#### [Challenge]
Omit images. Retype all entries verbatim.

>>

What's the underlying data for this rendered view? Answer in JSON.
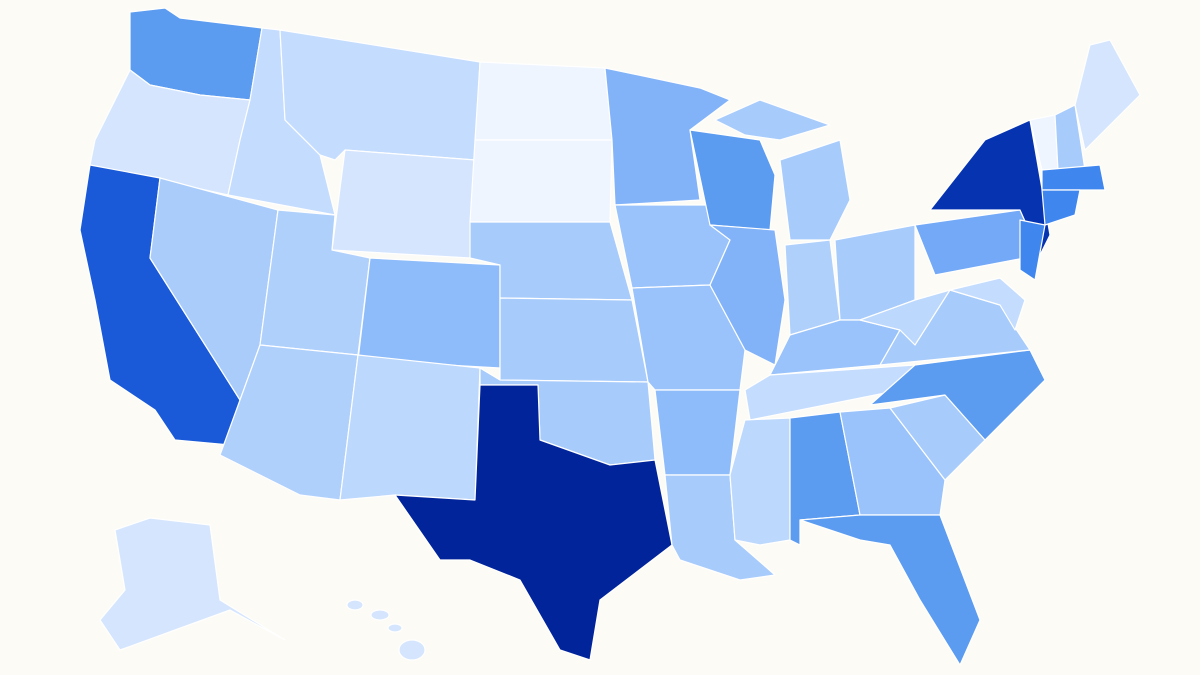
{
  "map": {
    "regions": [
      {
        "color": "#5b9bf0"
      },
      {
        "color": "#d4e5fd"
      },
      {
        "color": "#1a5ad8"
      },
      {
        "color": "#a9ccfb"
      },
      {
        "color": "#c4dcfd"
      },
      {
        "color": "#c4dcfd"
      },
      {
        "color": "#d4e5fd"
      },
      {
        "color": "#b0d0fc"
      },
      {
        "color": "#b0d0fc"
      },
      {
        "color": "#8ebcfa"
      },
      {
        "color": "#bcd8fc"
      },
      {
        "color": "#eef5ff"
      },
      {
        "color": "#eef5ff"
      },
      {
        "color": "#a7cbfb"
      },
      {
        "color": "#a7cbfb"
      },
      {
        "color": "#a7cbfb"
      },
      {
        "color": "#02249a"
      },
      {
        "color": "#82b3f8"
      },
      {
        "color": "#99c3fa"
      },
      {
        "color": "#99c3fa"
      },
      {
        "color": "#8ebcfa"
      },
      {
        "color": "#a7cbfb"
      },
      {
        "color": "#5b9bf0"
      },
      {
        "color": "#82b3f8"
      },
      {
        "color": "#a7cbfb"
      },
      {
        "color": "#a7cbfb"
      },
      {
        "color": "#b0d0fc"
      },
      {
        "color": "#a7cbfb"
      },
      {
        "color": "#99c3fa"
      },
      {
        "color": "#c4dcfd"
      },
      {
        "color": "#bcd8fc"
      },
      {
        "color": "#5b9bf0"
      },
      {
        "color": "#99c3fa"
      },
      {
        "color": "#5b9bf0"
      },
      {
        "color": "#a7cbfb"
      },
      {
        "color": "#5b9bf0"
      },
      {
        "color": "#a7cbfb"
      },
      {
        "color": "#bcd8fc"
      },
      {
        "color": "#73a9f6"
      },
      {
        "color": "#0633b0"
      },
      {
        "color": "#3f86ee"
      },
      {
        "color": "#c4dcfd"
      },
      {
        "color": "#eef5ff"
      },
      {
        "color": "#a7cbfb"
      },
      {
        "color": "#d4e5fd"
      },
      {
        "color": "#3f86ee"
      },
      {
        "color": "#3f86ee"
      },
      {
        "color": "#d4e5fd"
      }
    ]
  }
}
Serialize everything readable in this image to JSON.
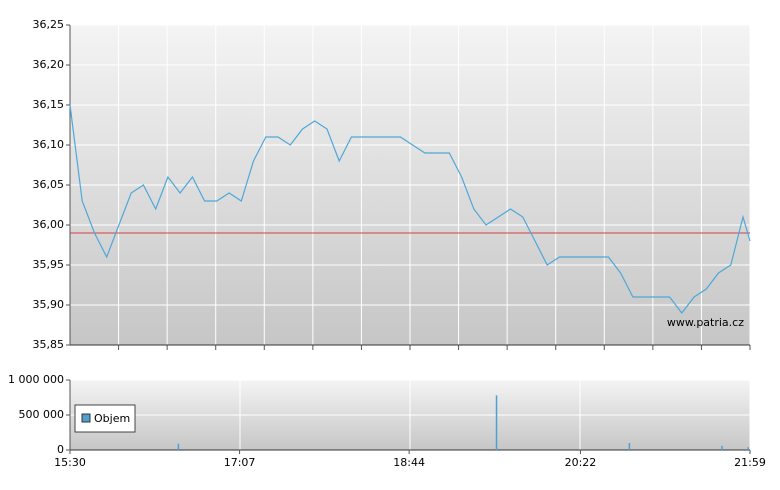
{
  "chart_data": [
    {
      "type": "line",
      "annotation": "www.patria.cz",
      "xlim": [
        "15:30",
        "21:59"
      ],
      "ylim": [
        35.85,
        36.25
      ],
      "yticks": [
        {
          "value": 35.85,
          "label": "35,85"
        },
        {
          "value": 35.9,
          "label": "35,90"
        },
        {
          "value": 35.95,
          "label": "35,95"
        },
        {
          "value": 36.0,
          "label": "36,00"
        },
        {
          "value": 36.05,
          "label": "36,05"
        },
        {
          "value": 36.1,
          "label": "36,10"
        },
        {
          "value": 36.15,
          "label": "36,15"
        },
        {
          "value": 36.2,
          "label": "36,20"
        },
        {
          "value": 36.25,
          "label": "36,25"
        }
      ],
      "grid": true,
      "reference_line": {
        "value": 35.99,
        "color": "#d04040"
      },
      "series": [
        {
          "color": "#4ea8d8",
          "x": [
            "15:30",
            "15:37",
            "15:44",
            "15:51",
            "15:58",
            "16:05",
            "16:12",
            "16:19",
            "16:26",
            "16:33",
            "16:40",
            "16:47",
            "16:54",
            "17:01",
            "17:08",
            "17:15",
            "17:22",
            "17:29",
            "17:36",
            "17:43",
            "17:50",
            "17:57",
            "18:04",
            "18:11",
            "18:18",
            "18:25",
            "18:32",
            "18:39",
            "18:46",
            "18:53",
            "19:00",
            "19:07",
            "19:14",
            "19:21",
            "19:28",
            "19:35",
            "19:42",
            "19:49",
            "19:56",
            "20:03",
            "20:10",
            "20:17",
            "20:24",
            "20:31",
            "20:38",
            "20:45",
            "20:52",
            "20:59",
            "21:06",
            "21:13",
            "21:20",
            "21:27",
            "21:34",
            "21:41",
            "21:48",
            "21:55",
            "21:59"
          ],
          "values": [
            36.15,
            36.03,
            35.99,
            35.96,
            36.0,
            36.04,
            36.05,
            36.02,
            36.06,
            36.04,
            36.06,
            36.03,
            36.03,
            36.04,
            36.03,
            36.08,
            36.11,
            36.11,
            36.1,
            36.12,
            36.13,
            36.12,
            36.08,
            36.11,
            36.11,
            36.11,
            36.11,
            36.11,
            36.1,
            36.09,
            36.09,
            36.09,
            36.06,
            36.02,
            36.0,
            36.01,
            36.02,
            36.01,
            35.98,
            35.95,
            35.96,
            35.96,
            35.96,
            35.96,
            35.96,
            35.94,
            35.91,
            35.91,
            35.91,
            35.91,
            35.89,
            35.91,
            35.92,
            35.94,
            35.95,
            36.01,
            35.98
          ]
        }
      ]
    },
    {
      "type": "bar",
      "xlim": [
        "15:30",
        "21:59"
      ],
      "xticks": [
        "15:30",
        "17:07",
        "18:44",
        "20:22",
        "21:59"
      ],
      "ylim": [
        0,
        1000000
      ],
      "yticks": [
        0,
        {
          "value": 500000,
          "label": "500 000"
        },
        {
          "value": 1000000,
          "label": "1 000 000"
        }
      ],
      "grid": true,
      "series": [
        {
          "name": "Objem",
          "color": "#4ea0cf",
          "x": [
            "16:32",
            "19:34",
            "20:50",
            "21:43",
            "21:58"
          ],
          "values": [
            90000,
            780000,
            100000,
            60000,
            40000
          ]
        }
      ]
    }
  ]
}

<<

#### [Task response]
What's the underlying data for this rendered view? Answer in JSON.
{
  "map": {
    "regions": [
      {
        "color": "#5b9bf0"
      },
      {
        "color": "#d4e5fd"
      },
      {
        "color": "#1a5ad8"
      },
      {
        "color": "#a9ccfb"
      },
      {
        "color": "#c4dcfd"
      },
      {
        "color": "#c4dcfd"
      },
      {
        "color": "#d4e5fd"
      },
      {
        "color": "#b0d0fc"
      },
      {
        "color": "#b0d0fc"
      },
      {
        "color": "#8ebcfa"
      },
      {
        "color": "#bcd8fc"
      },
      {
        "color": "#eef5ff"
      },
      {
        "color": "#eef5ff"
      },
      {
        "color": "#a7cbfb"
      },
      {
        "color": "#a7cbfb"
      },
      {
        "color": "#a7cbfb"
      },
      {
        "color": "#02249a"
      },
      {
        "color": "#82b3f8"
      },
      {
        "color": "#99c3fa"
      },
      {
        "color": "#99c3fa"
      },
      {
        "color": "#8ebcfa"
      },
      {
        "color": "#a7cbfb"
      },
      {
        "color": "#5b9bf0"
      },
      {
        "color": "#82b3f8"
      },
      {
        "color": "#a7cbfb"
      },
      {
        "color": "#a7cbfb"
      },
      {
        "color": "#b0d0fc"
      },
      {
        "color": "#a7cbfb"
      },
      {
        "color": "#99c3fa"
      },
      {
        "color": "#c4dcfd"
      },
      {
        "color": "#bcd8fc"
      },
      {
        "color": "#5b9bf0"
      },
      {
        "color": "#99c3fa"
      },
      {
        "color": "#5b9bf0"
      },
      {
        "color": "#a7cbfb"
      },
      {
        "color": "#5b9bf0"
      },
      {
        "color": "#a7cbfb"
      },
      {
        "color": "#bcd8fc"
      },
      {
        "color": "#73a9f6"
      },
      {
        "color": "#0633b0"
      },
      {
        "color": "#3f86ee"
      },
      {
        "color": "#c4dcfd"
      },
      {
        "color": "#eef5ff"
      },
      {
        "color": "#a7cbfb"
      },
      {
        "color": "#d4e5fd"
      },
      {
        "color": "#3f86ee"
      },
      {
        "color": "#3f86ee"
      },
      {
        "color": "#d4e5fd"
      }
    ]
  }
}
Serialize everything readable in this image to JSON.
{
  "chart_data": [
    {
      "type": "line",
      "annotation": "www.patria.cz",
      "xlim": [
        "15:30",
        "21:59"
      ],
      "ylim": [
        35.85,
        36.25
      ],
      "yticks": [
        {
          "value": 35.85,
          "label": "35,85"
        },
        {
          "value": 35.9,
          "label": "35,90"
        },
        {
          "value": 35.95,
          "label": "35,95"
        },
        {
          "value": 36.0,
          "label": "36,00"
        },
        {
          "value": 36.05,
          "label": "36,05"
        },
        {
          "value": 36.1,
          "label": "36,10"
        },
        {
          "value": 36.15,
          "label": "36,15"
        },
        {
          "value": 36.2,
          "label": "36,20"
        },
        {
          "value": 36.25,
          "label": "36,25"
        }
      ],
      "grid": true,
      "reference_line": {
        "value": 35.99,
        "color": "#d04040"
      },
      "series": [
        {
          "color": "#4ea8d8",
          "x": [
            "15:30",
            "15:37",
            "15:44",
            "15:51",
            "15:58",
            "16:05",
            "16:12",
            "16:19",
            "16:26",
            "16:33",
            "16:40",
            "16:47",
            "16:54",
            "17:01",
            "17:08",
            "17:15",
            "17:22",
            "17:29",
            "17:36",
            "17:43",
            "17:50",
            "17:57",
            "18:04",
            "18:11",
            "18:18",
            "18:25",
            "18:32",
            "18:39",
            "18:46",
            "18:53",
            "19:00",
            "19:07",
            "19:14",
            "19:21",
            "19:28",
            "19:35",
            "19:42",
            "19:49",
            "19:56",
            "20:03",
            "20:10",
            "20:17",
            "20:24",
            "20:31",
            "20:38",
            "20:45",
            "20:52",
            "20:59",
            "21:06",
            "21:13",
            "21:20",
            "21:27",
            "21:34",
            "21:41",
            "21:48",
            "21:55",
            "21:59"
          ],
          "values": [
            36.15,
            36.03,
            35.99,
            35.96,
            36.0,
            36.04,
            36.05,
            36.02,
            36.06,
            36.04,
            36.06,
            36.03,
            36.03,
            36.04,
            36.03,
            36.08,
            36.11,
            36.11,
            36.1,
            36.12,
            36.13,
            36.12,
            36.08,
            36.11,
            36.11,
            36.11,
            36.11,
            36.11,
            36.1,
            36.09,
            36.09,
            36.09,
            36.06,
            36.02,
            36.0,
            36.01,
            36.02,
            36.01,
            35.98,
            35.95,
            35.96,
            35.96,
            35.96,
            35.96,
            35.96,
            35.94,
            35.91,
            35.91,
            35.91,
            35.91,
            35.89,
            35.91,
            35.92,
            35.94,
            35.95,
            36.01,
            35.98
          ]
        }
      ]
    },
    {
      "type": "bar",
      "xlim": [
        "15:30",
        "21:59"
      ],
      "xticks": [
        "15:30",
        "17:07",
        "18:44",
        "20:22",
        "21:59"
      ],
      "ylim": [
        0,
        1000000
      ],
      "yticks": [
        0,
        {
          "value": 500000,
          "label": "500 000"
        },
        {
          "value": 1000000,
          "label": "1 000 000"
        }
      ],
      "grid": true,
      "series": [
        {
          "name": "Objem",
          "color": "#4ea0cf",
          "x": [
            "16:32",
            "19:34",
            "20:50",
            "21:43",
            "21:58"
          ],
          "values": [
            90000,
            780000,
            100000,
            60000,
            40000
          ]
        }
      ]
    }
  ]
}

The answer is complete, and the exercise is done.